> [REQUIRED WORK]:
Omit the pictures, then write out every entry exactly as it reads.

> [Entries from a visual dataset]:

— Begin —

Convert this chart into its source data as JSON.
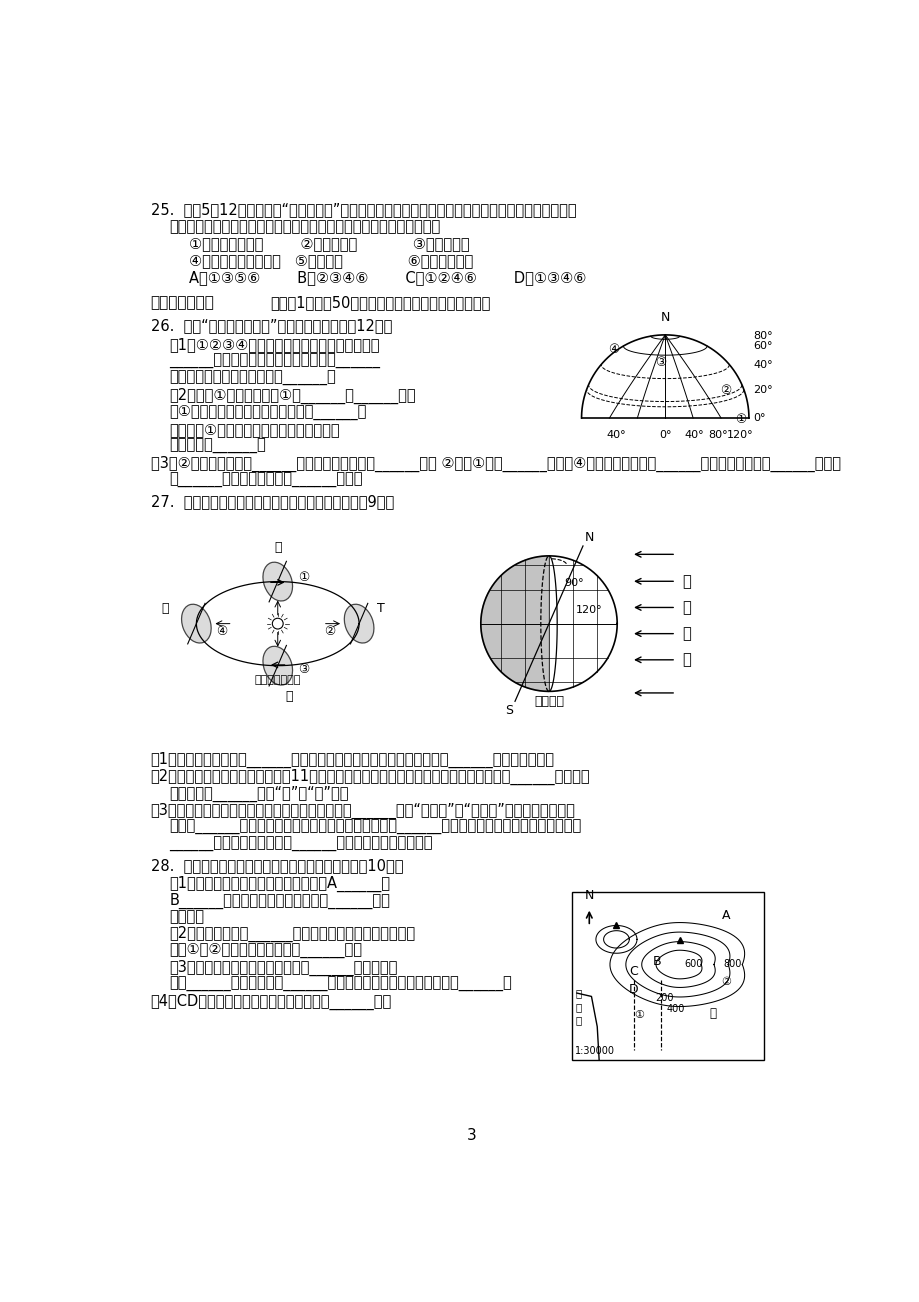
{
  "page_number": "3",
  "background_color": "#ffffff",
  "text_color": "#000000",
  "q25_line1": "25.  每年5月12日为我国的“防灾减灾日”，这有利于普及推广全民防灾减灾知识和提高避灾自撤能力，",
  "q25_line2": "最大限度地减轻灾害的损失。当地震发生时，你认为可取的应急措施有",
  "q25_opt1": "①誺在课桌旁蹲下        ②靠墙角蹲下            ③乘电梯逃生",
  "q25_opt2": "④一楼的跑到空旷场地   ⑤跳楼逃生              ⑥誺到洗手间里",
  "q25_choices": "A．①③⑤⑥        B．②③④⑥        C．①②④⑥        D．①③④⑥",
  "section2": "二、综合分析题",
  "section2_sub": "（每空1分，共50分。请在答题卷的相应位置作答。）",
  "q26_intro": "26.  读图“某半球经纬网图”，完成下面小题：（12分）",
  "q26_1a": "（1）①②③④中，位于南北半球分界线上的点是",
  "q26_1b": "______；一年有一次阳光直射现象的是______",
  "q26_1c": "点；一天中最早看见日出的是______。",
  "q26_2a": "（2）写出①点的经纬度：①（______，______）。",
  "q26_2b": "与①点所在经线构成经线圈的经线是______，",
  "q26_2c": "一个人从①点出发向北行馿，不改变方向，",
  "q26_2d": "最终可到达______。",
  "q26_3": "（3）②点位于五带中的______带，高中低纬度中的______纬度 ②点在①点的______方向。④点位于东西半球的______半球，南北半球的______半球。",
  "q27_intro": "27.  结合地球公转、自转示意图，回答下列问题：（9分）",
  "q27_1": "（1）地球公转的方向为______。一年中，太阳光线的直射点有规律地在______之间来回移动。",
  "q27_2": "（2）我们现在正在进行阶段练习（11月份），此时地球公转位置处于地球公转示意图中的______，黄山市",
  "q27_2b": "的白昼将变______（填“长”或“短”）。",
  "q27_3a": "（3）根据地球自转示意图判断，我国此时的节气是______（填“夏至日”或“冬至日”），所示太阳直射",
  "q27_3b": "点位于______（重要纬线的名称），此时北极圈内出现______现象。这一天北京的昼夜长短情况是",
  "q27_3c": "______，是天安门前升国旗______（最早、最晚）的一天。",
  "q28_intro": "28.  图示意某地等高线地形分布，读图回答问题：（10分）",
  "q28_1a": "（1）写出图中字母所在地形部位名称：A______，",
  "q28_1b": "B______。最适合开展攀岩活动的是______（填",
  "q28_1c": "字母）。",
  "q28_2a": "（2）在地图上，把______相同的各点连接成线，就是等高",
  "q28_2b": "线。①、②两地间的相对高度是______米。",
  "q28_3a": "（3）地图三要素是比例尺、方向和______。本图采用",
  "q28_3b": "的是______比例尺，根据______判断方向，图中小青河流向大致是______。",
  "q28_4": "（4）CD两虚线处有可能发育形成小河的是______处。"
}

— End —

> [RESPONSE TO THE EXERCISE]:
Convert this chart into its source data as JSON.
{
  "page_number": "3",
  "background_color": "#ffffff",
  "text_color": "#000000",
  "q25_line1": "25.  每年5月12日为我国的“防灾减灾日”，这有利于普及推广全民防灾减灾知识和提高避灾自撤能力，",
  "q25_line2": "最大限度地减轻灾害的损失。当地震发生时，你认为可取的应急措施有",
  "q25_opt1": "①誺在课桌旁蹲下        ②靠墙角蹲下            ③乘电梯逃生",
  "q25_opt2": "④一楼的跑到空旷场地   ⑤跳楼逃生              ⑥誺到洗手间里",
  "q25_choices": "A．①③⑤⑥        B．②③④⑥        C．①②④⑥        D．①③④⑥",
  "section2": "二、综合分析题",
  "section2_sub": "（每空1分，共50分。请在答题卷的相应位置作答。）",
  "q26_intro": "26.  读图“某半球经纬网图”，完成下面小题：（12分）",
  "q26_1a": "（1）①②③④中，位于南北半球分界线上的点是",
  "q26_1b": "______；一年有一次阳光直射现象的是______",
  "q26_1c": "点；一天中最早看见日出的是______。",
  "q26_2a": "（2）写出①点的经纬度：①（______，______）。",
  "q26_2b": "与①点所在经线构成经线圈的经线是______，",
  "q26_2c": "一个人从①点出发向北行馿，不改变方向，",
  "q26_2d": "最终可到达______。",
  "q26_3": "（3）②点位于五带中的______带，高中低纬度中的______纬度 ②点在①点的______方向。④点位于东西半球的______半球，南北半球的______半球。",
  "q27_intro": "27.  结合地球公转、自转示意图，回答下列问题：（9分）",
  "q27_1": "（1）地球公转的方向为______。一年中，太阳光线的直射点有规律地在______之间来回移动。",
  "q27_2": "（2）我们现在正在进行阶段练习（11月份），此时地球公转位置处于地球公转示意图中的______，黄山市",
  "q27_2b": "的白昼将变______（填“长”或“短”）。",
  "q27_3a": "（3）根据地球自转示意图判断，我国此时的节气是______（填“夏至日”或“冬至日”），所示太阳直射",
  "q27_3b": "点位于______（重要纬线的名称），此时北极圈内出现______现象。这一天北京的昼夜长短情况是",
  "q27_3c": "______，是天安门前升国旗______（最早、最晚）的一天。",
  "q28_intro": "28.  图示意某地等高线地形分布，读图回答问题：（10分）",
  "q28_1a": "（1）写出图中字母所在地形部位名称：A______，",
  "q28_1b": "B______。最适合开展攀岩活动的是______（填",
  "q28_1c": "字母）。",
  "q28_2a": "（2）在地图上，把______相同的各点连接成线，就是等高",
  "q28_2b": "线。①、②两地间的相对高度是______米。",
  "q28_3a": "（3）地图三要素是比例尺、方向和______。本图采用",
  "q28_3b": "的是______比例尺，根据______判断方向，图中小青河流向大致是______。",
  "q28_4": "（4）CD两虚线处有可能发育形成小河的是______处。"
}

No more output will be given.